▶ WHAT NEEDS TO BE DONE
Reproduce the items below word for word, starting with the first line and going on through the line that contains "legend-item: &gt;= 5 Jam (520, 361, 583, 371)", with both ends included.

▶ STORED DATA

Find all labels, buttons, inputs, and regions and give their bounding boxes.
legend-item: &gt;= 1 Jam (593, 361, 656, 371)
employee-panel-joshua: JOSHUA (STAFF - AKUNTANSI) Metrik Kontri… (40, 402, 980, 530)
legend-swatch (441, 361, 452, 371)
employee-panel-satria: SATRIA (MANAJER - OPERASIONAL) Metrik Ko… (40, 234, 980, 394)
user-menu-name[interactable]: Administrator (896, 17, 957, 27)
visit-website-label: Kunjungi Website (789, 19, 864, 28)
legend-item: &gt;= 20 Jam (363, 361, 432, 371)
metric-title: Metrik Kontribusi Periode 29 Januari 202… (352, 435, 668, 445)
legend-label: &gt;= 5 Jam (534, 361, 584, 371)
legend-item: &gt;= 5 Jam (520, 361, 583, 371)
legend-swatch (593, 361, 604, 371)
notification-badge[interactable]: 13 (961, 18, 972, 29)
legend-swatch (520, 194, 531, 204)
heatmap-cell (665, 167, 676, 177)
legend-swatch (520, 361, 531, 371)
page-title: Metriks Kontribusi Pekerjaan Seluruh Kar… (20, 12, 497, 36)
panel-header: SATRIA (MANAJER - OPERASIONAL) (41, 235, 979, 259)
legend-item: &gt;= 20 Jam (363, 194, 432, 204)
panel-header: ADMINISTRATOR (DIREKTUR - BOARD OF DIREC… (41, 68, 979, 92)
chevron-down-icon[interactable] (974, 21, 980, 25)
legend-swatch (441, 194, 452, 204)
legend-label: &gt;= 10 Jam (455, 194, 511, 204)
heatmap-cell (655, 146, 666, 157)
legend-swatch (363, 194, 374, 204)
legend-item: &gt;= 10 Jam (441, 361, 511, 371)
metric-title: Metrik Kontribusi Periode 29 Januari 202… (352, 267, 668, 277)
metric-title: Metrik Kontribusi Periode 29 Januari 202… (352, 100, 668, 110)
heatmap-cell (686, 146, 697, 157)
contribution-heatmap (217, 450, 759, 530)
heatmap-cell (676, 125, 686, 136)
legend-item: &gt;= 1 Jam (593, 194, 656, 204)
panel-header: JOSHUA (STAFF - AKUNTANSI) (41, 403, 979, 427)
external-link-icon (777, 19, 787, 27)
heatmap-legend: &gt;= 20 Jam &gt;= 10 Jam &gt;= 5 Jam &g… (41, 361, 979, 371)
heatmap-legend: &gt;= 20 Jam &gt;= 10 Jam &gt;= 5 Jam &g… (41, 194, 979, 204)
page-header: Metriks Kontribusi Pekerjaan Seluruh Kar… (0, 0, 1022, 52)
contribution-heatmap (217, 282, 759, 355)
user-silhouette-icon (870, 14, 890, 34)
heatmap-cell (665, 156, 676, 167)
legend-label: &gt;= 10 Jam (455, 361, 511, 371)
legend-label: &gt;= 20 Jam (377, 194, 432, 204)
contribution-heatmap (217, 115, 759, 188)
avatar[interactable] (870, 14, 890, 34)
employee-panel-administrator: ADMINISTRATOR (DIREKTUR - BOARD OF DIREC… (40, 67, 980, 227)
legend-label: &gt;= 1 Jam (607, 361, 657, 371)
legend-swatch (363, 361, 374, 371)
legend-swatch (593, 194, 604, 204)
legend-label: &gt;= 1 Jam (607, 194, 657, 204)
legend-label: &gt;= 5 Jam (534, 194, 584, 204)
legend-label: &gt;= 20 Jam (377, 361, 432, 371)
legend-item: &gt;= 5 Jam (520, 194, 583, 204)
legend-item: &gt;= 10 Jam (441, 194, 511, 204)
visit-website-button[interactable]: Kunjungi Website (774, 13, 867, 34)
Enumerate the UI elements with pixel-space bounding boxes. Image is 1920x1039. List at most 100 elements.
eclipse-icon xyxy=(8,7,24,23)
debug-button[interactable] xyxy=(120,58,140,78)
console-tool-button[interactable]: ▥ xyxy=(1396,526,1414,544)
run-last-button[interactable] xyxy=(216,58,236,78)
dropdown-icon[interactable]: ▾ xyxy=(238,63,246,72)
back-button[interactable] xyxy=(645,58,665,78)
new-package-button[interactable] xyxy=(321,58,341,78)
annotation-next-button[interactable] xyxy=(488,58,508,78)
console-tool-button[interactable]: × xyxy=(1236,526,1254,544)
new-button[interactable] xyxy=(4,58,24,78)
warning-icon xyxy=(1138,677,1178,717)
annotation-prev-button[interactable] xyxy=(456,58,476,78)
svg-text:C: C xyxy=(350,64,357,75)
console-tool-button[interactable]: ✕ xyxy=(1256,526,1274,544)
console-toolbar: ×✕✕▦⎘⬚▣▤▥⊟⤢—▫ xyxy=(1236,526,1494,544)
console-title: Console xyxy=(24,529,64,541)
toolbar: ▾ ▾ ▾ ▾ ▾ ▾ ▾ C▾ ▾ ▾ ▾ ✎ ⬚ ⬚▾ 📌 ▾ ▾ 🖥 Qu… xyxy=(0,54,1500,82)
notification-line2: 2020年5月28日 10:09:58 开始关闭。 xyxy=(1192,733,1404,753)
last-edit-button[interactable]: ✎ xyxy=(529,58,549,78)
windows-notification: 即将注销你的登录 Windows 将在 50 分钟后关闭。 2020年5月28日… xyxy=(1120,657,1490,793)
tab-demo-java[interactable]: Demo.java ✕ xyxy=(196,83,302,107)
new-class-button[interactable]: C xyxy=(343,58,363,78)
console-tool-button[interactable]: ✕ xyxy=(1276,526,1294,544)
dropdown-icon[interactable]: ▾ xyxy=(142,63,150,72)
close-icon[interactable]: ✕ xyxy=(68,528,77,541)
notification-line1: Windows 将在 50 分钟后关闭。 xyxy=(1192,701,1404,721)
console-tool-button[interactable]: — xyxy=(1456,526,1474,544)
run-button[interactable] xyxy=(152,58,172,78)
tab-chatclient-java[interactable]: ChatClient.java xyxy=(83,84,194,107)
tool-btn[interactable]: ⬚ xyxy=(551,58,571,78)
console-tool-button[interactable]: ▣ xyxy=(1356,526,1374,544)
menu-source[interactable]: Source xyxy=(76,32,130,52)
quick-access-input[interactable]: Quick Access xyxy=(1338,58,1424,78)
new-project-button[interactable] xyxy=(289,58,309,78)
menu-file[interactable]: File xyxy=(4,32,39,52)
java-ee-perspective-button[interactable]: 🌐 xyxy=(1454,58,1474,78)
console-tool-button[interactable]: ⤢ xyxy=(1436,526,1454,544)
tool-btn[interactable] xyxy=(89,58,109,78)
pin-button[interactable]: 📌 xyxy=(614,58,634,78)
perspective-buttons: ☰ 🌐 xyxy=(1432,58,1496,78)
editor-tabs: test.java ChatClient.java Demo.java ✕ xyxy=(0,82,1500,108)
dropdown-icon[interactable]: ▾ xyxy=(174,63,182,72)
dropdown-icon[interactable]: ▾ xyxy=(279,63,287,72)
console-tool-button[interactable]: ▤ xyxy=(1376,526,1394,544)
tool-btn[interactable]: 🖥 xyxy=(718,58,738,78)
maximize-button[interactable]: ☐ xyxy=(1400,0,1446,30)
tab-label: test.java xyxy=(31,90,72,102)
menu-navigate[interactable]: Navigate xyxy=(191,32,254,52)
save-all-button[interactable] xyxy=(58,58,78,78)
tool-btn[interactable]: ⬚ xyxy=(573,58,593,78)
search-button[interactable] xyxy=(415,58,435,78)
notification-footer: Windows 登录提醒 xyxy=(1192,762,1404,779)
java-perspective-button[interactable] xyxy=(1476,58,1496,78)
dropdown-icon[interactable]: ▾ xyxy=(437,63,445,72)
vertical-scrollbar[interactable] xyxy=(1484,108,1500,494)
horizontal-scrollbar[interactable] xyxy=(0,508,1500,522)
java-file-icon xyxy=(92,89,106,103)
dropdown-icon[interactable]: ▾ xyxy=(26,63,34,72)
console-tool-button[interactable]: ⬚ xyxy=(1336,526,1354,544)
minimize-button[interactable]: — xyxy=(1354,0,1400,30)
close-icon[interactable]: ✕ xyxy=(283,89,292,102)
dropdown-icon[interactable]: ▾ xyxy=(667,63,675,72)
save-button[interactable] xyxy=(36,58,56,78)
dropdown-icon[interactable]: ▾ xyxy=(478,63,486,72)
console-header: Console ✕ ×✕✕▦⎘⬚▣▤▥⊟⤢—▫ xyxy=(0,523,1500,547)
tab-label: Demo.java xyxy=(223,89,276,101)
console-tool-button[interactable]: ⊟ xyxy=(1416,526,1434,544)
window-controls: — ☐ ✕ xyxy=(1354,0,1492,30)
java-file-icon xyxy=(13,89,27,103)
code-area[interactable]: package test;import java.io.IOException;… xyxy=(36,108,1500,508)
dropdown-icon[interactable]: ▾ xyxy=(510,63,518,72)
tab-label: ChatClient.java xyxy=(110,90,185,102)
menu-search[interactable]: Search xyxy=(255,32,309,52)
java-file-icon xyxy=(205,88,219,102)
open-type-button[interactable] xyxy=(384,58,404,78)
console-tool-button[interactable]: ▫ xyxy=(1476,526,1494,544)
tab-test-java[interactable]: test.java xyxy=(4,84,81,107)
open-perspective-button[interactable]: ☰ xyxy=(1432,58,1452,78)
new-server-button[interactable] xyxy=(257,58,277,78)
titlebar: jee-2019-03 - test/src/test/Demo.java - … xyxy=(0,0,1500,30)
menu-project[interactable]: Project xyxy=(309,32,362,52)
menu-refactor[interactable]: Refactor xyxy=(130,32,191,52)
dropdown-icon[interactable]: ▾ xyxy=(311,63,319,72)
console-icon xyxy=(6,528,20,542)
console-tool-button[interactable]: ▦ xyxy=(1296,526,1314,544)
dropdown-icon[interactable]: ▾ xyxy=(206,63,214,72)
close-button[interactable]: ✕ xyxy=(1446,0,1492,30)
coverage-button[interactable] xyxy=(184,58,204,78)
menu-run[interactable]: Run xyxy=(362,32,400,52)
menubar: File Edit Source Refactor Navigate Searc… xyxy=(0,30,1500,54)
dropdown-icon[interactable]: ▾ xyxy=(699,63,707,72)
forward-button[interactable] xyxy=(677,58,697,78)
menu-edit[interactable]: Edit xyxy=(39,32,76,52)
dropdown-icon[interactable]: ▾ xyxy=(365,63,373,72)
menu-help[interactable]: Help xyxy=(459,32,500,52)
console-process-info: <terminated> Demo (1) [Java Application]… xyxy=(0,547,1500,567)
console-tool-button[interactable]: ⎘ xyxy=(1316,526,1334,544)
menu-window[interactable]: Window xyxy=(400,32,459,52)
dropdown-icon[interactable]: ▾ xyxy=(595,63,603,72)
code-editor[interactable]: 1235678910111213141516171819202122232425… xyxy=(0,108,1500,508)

▶ CORRECT RESULT
Find all labels, buttons, inputs, and regions and give their bounding boxes.
legend-item: &gt;= 1 Jam (593, 361, 656, 371)
employee-panel-joshua: JOSHUA (STAFF - AKUNTANSI) Metrik Kontri… (40, 402, 980, 530)
legend-swatch (441, 361, 452, 371)
employee-panel-satria: SATRIA (MANAJER - OPERASIONAL) Metrik Ko… (40, 234, 980, 394)
user-menu-name[interactable]: Administrator (896, 17, 957, 27)
visit-website-label: Kunjungi Website (789, 19, 864, 28)
legend-item: &gt;= 20 Jam (363, 361, 432, 371)
metric-title: Metrik Kontribusi Periode 29 Januari 202… (352, 435, 668, 445)
legend-label: &gt;= 5 Jam (534, 361, 584, 371)
legend-item: &gt;= 5 Jam (520, 361, 583, 371)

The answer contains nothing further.